WHAT THE TASK ASKS: Can you reproduce the Bendel text, starting with "On 19 February" and going on through "1936 (ITAA 1936).", substituting "company beneficiary" for "corporate beneficiary"?

TEXT SHOWN:
----------
On 19 February 2025, the Full Federal Court, in FCT v Bendel [2025] FCAFC 15 (Bendel), held that an unpaid present entitlement (UPE) with a corporate beneficiary is not a loan under subsection 109D(3) of Division 7A of the Income Tax Assessment Act 1936 (ITAA 1936).
Background
On 16 December 2009, the Australian Taxation Office (ATO) (in what was to become TR 2010/3) said that in many circumstances a UPE with a corporate beneficiary will be an in-substance loan under subsection 109D(3). TR 2010/3, together with the accompanying Practice Statement Law Administration PSLA 2010/4, set out an elaborate system of dealing with UPEs, including ‘grandfathering’ those that arose before 16 December 2009.
In 2022, the ATO withdrew TR 2010/3 and PSLA 2010/4, but doubled down in Taxation Determination TD 2022/11 on the view that a UPE with a corporate beneficiary can be a loan under subsection 109D(3). However, TD 2022/11 includes a simpler administrative system for dealing with UPEs that arose on or after 1 July 2022. TR 2010/3, while withdrawn, continues to apply for UPEs before 1 July 2022.
----------
LISTED RECORDS:
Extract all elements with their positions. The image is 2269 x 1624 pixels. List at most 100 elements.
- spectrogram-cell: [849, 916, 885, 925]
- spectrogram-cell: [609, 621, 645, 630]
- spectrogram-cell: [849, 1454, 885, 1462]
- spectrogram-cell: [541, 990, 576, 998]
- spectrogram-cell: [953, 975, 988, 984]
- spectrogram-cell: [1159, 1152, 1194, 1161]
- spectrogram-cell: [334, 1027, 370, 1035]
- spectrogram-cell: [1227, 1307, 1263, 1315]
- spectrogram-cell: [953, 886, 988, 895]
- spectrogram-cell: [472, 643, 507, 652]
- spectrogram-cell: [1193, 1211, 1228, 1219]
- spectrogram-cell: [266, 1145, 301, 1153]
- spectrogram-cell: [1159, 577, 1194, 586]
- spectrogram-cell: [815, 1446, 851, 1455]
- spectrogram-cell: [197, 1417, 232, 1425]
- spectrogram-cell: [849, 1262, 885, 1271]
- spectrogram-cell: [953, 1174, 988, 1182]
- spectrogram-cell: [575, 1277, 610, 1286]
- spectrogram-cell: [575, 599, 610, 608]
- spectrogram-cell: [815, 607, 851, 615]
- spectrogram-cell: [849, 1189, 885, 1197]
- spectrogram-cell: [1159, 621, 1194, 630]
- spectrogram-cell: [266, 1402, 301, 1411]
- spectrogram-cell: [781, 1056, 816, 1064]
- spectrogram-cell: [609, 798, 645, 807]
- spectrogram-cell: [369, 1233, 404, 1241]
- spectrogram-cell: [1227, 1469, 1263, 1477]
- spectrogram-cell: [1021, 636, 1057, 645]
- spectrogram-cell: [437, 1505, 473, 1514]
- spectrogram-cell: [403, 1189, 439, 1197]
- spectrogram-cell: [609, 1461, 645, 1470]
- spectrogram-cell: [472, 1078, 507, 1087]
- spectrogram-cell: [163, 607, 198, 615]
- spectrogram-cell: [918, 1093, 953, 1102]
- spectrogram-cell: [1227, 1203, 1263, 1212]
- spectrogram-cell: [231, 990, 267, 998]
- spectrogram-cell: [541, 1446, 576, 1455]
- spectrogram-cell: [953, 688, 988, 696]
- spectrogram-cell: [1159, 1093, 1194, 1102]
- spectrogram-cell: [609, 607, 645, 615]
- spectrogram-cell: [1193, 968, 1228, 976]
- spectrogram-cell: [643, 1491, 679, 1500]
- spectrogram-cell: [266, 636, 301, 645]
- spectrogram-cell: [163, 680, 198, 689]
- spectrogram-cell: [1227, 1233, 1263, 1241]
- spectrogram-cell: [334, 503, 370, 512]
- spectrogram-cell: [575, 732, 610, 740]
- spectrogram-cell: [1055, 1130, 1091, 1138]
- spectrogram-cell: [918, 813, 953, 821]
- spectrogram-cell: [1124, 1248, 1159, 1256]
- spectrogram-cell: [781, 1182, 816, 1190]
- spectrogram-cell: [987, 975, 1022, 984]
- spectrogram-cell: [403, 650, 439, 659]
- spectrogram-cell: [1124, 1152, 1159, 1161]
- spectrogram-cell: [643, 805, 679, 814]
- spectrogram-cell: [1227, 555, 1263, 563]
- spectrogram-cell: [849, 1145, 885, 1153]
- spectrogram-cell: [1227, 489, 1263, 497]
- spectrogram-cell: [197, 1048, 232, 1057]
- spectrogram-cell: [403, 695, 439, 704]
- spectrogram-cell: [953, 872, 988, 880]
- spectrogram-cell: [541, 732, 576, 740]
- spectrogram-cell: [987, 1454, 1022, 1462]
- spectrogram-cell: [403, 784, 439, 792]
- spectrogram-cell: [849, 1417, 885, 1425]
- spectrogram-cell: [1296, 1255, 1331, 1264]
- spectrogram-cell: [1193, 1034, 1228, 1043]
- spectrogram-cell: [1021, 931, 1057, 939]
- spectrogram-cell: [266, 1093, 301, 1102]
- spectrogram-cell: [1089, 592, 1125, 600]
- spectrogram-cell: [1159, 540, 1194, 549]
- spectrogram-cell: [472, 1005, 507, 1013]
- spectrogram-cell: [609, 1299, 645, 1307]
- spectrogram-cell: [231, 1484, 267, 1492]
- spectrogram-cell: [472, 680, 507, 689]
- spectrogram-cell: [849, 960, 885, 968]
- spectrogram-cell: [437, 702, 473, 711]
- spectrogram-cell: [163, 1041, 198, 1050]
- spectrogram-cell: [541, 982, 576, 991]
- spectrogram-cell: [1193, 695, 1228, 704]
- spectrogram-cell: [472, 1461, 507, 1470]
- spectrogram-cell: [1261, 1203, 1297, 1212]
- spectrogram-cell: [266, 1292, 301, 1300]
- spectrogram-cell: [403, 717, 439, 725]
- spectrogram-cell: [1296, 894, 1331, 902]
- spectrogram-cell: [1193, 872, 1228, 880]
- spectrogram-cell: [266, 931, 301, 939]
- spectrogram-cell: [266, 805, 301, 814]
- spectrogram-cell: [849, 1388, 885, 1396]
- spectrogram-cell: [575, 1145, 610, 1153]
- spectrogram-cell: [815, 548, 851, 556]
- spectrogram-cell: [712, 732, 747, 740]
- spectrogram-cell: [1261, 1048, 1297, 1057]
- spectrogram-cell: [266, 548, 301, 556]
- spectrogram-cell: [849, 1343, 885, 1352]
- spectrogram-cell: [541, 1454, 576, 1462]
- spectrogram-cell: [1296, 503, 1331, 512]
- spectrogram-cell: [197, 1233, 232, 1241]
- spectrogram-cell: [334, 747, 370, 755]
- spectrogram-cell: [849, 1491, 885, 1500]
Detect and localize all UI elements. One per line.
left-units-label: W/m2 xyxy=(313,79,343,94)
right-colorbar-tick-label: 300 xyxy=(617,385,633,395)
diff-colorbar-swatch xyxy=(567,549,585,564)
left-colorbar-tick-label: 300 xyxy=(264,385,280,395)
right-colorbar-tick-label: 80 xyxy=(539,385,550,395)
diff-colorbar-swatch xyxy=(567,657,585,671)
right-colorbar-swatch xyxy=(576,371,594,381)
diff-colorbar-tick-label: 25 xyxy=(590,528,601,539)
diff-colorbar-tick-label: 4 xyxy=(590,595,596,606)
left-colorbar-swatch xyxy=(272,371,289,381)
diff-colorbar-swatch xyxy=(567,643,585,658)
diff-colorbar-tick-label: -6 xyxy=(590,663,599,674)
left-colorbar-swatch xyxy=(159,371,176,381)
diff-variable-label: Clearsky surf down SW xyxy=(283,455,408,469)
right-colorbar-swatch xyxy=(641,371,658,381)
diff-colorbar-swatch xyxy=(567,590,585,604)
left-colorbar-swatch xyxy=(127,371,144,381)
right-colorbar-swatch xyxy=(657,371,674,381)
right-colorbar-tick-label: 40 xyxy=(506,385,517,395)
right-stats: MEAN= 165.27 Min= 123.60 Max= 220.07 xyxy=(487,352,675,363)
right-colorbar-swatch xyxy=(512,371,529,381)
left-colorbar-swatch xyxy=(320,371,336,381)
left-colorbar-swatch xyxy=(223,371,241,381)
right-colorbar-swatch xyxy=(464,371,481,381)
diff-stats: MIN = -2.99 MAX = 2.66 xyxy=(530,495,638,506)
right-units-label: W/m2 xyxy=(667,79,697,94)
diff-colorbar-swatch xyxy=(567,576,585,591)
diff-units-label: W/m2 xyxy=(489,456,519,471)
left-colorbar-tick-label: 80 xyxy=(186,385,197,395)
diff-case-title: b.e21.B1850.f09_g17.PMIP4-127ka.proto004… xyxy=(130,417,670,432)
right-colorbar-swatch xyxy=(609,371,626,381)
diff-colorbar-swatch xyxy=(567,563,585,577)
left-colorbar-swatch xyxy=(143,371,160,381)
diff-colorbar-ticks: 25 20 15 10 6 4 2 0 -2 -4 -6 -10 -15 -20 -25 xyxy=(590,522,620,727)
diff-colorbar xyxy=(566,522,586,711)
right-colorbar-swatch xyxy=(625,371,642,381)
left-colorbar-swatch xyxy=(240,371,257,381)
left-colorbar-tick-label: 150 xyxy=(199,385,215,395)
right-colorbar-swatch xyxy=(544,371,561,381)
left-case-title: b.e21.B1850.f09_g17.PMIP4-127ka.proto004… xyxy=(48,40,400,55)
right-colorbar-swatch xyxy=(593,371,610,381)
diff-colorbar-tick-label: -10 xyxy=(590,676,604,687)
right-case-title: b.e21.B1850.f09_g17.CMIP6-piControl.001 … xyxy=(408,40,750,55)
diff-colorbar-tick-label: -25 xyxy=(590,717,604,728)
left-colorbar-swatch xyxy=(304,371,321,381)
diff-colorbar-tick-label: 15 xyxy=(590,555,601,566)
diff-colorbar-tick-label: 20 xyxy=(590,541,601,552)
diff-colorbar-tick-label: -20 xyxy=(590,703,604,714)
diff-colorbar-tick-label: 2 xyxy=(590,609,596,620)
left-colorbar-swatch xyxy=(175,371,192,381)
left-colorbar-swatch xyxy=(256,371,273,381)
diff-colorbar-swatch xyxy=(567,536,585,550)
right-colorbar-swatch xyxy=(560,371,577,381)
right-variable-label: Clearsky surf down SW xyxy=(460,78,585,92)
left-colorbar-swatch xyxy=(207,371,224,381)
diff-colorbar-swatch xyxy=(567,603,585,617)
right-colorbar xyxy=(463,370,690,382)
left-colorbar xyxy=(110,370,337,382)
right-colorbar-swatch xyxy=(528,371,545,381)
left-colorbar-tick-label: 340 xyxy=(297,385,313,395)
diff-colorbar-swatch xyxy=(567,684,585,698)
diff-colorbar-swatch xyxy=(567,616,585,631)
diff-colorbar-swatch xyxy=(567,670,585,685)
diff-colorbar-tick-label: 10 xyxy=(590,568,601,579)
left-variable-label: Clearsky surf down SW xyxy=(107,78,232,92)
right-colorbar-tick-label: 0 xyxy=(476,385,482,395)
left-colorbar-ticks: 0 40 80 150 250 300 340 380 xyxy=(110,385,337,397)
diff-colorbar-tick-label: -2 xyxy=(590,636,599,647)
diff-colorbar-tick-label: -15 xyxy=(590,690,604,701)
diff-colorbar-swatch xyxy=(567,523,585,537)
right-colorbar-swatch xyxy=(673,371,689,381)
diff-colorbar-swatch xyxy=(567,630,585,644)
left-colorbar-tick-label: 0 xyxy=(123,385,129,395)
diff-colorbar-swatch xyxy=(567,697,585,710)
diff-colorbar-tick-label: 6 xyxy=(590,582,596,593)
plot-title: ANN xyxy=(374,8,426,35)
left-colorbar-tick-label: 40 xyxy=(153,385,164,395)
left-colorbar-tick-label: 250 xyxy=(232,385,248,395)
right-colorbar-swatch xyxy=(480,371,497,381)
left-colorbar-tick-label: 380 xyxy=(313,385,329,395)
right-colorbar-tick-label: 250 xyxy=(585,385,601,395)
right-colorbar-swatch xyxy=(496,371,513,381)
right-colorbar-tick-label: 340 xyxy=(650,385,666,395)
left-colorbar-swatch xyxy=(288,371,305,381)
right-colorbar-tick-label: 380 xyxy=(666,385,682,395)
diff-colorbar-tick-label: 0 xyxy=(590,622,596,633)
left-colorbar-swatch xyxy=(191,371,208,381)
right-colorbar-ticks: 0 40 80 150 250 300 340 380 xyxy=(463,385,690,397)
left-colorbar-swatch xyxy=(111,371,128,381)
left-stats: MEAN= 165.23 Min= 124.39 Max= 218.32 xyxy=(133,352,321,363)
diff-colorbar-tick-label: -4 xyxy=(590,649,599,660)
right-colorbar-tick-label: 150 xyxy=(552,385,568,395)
----------
SOLVED PROBLEM:
On 19 February 2025, the Full Federal Court, in FCT v Bendel [2025] FCAFC 15 (Bendel), held that an unpaid present entitlement (UPE) with a company beneficiary is not a loan under subsection 109D(3) of Division 7A of the Income Tax Assessment Act 1936 (ITAA 1936).